= REQUIREMENT =
Write out every entry, unchanged. Skip any picture.
── DATA FOR THIS TASK ──
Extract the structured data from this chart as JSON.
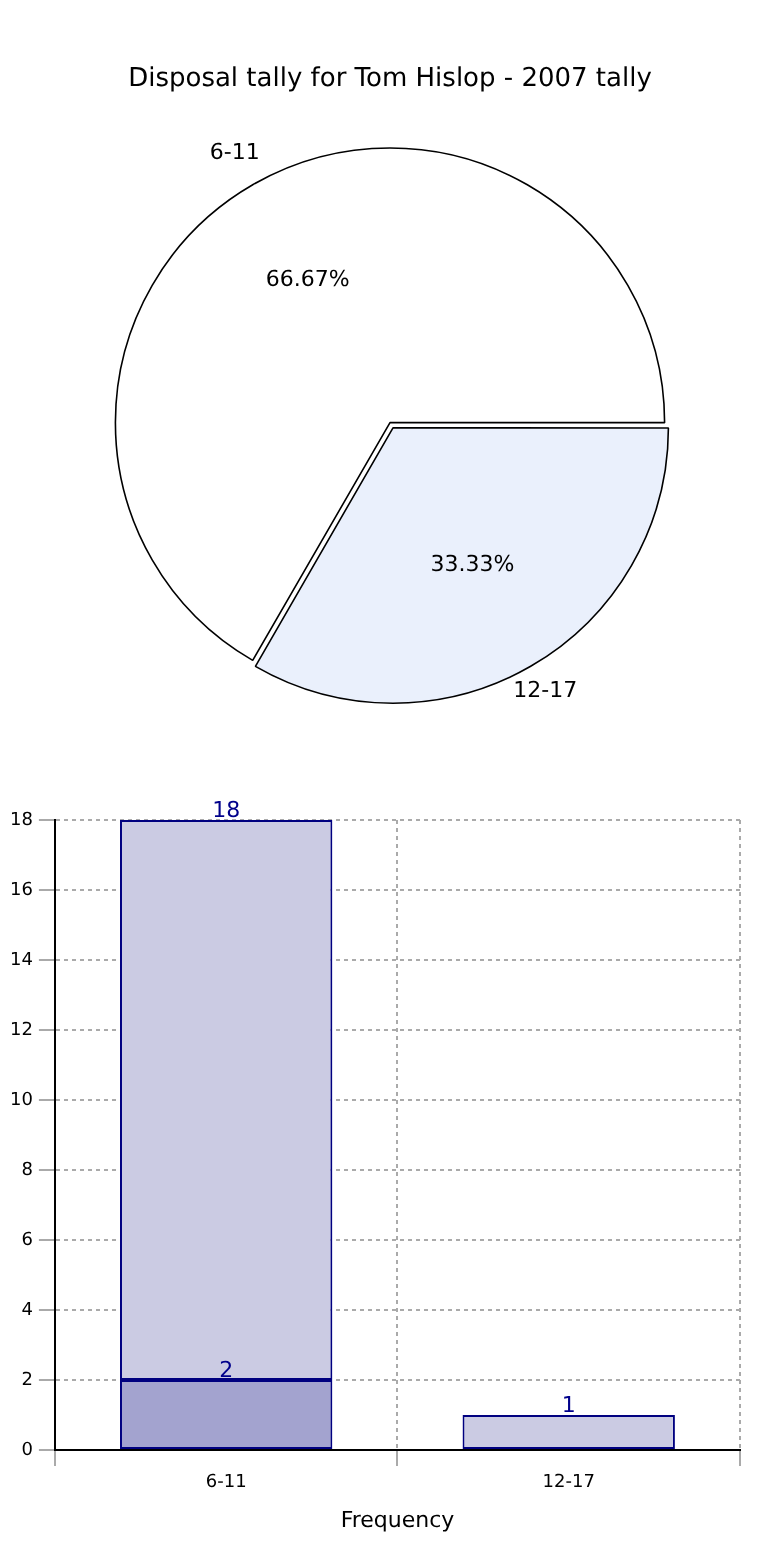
{
  "chart_data": [
    {
      "type": "pie",
      "title": "Disposal tally for Tom Hislop - 2007 tally",
      "categories": [
        "6-11",
        "12-17"
      ],
      "values": [
        66.67,
        33.33
      ],
      "colors": [
        "#ffffff",
        "#eaf0fc"
      ],
      "value_labels": [
        "66.67%",
        "33.33%"
      ],
      "legend": false
    },
    {
      "type": "bar",
      "xlabel": "Frequency",
      "categories": [
        "6-11",
        "12-17"
      ],
      "series": [
        {
          "color": "#a3a3cf",
          "values": [
            2,
            null
          ],
          "value_labels": [
            "2",
            null
          ]
        },
        {
          "color": "#cbcbe3",
          "values": [
            16,
            1
          ]
        }
      ],
      "stacked": true,
      "totals": [
        "18",
        "1"
      ],
      "ylim": [
        0,
        18
      ],
      "yticks": [
        0,
        2,
        4,
        6,
        8,
        10,
        12,
        14,
        16,
        18
      ],
      "grid": true,
      "legend": false
    }
  ]
}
───
= EXPECTED OUTPUT =
Extract the structured data from this chart as JSON.
{
  "chart_data": [
    {
      "type": "pie",
      "title": "Disposal tally for Tom Hislop - 2007 tally",
      "categories": [
        "6-11",
        "12-17"
      ],
      "values": [
        66.67,
        33.33
      ],
      "colors": [
        "#ffffff",
        "#eaf0fc"
      ],
      "value_labels": [
        "66.67%",
        "33.33%"
      ],
      "legend": false
    },
    {
      "type": "bar",
      "xlabel": "Frequency",
      "categories": [
        "6-11",
        "12-17"
      ],
      "series": [
        {
          "color": "#a3a3cf",
          "values": [
            2,
            null
          ],
          "value_labels": [
            "2",
            null
          ]
        },
        {
          "color": "#cbcbe3",
          "values": [
            16,
            1
          ]
        }
      ],
      "stacked": true,
      "totals": [
        "18",
        "1"
      ],
      "ylim": [
        0,
        18
      ],
      "yticks": [
        0,
        2,
        4,
        6,
        8,
        10,
        12,
        14,
        16,
        18
      ],
      "grid": true,
      "legend": false
    }
  ]
}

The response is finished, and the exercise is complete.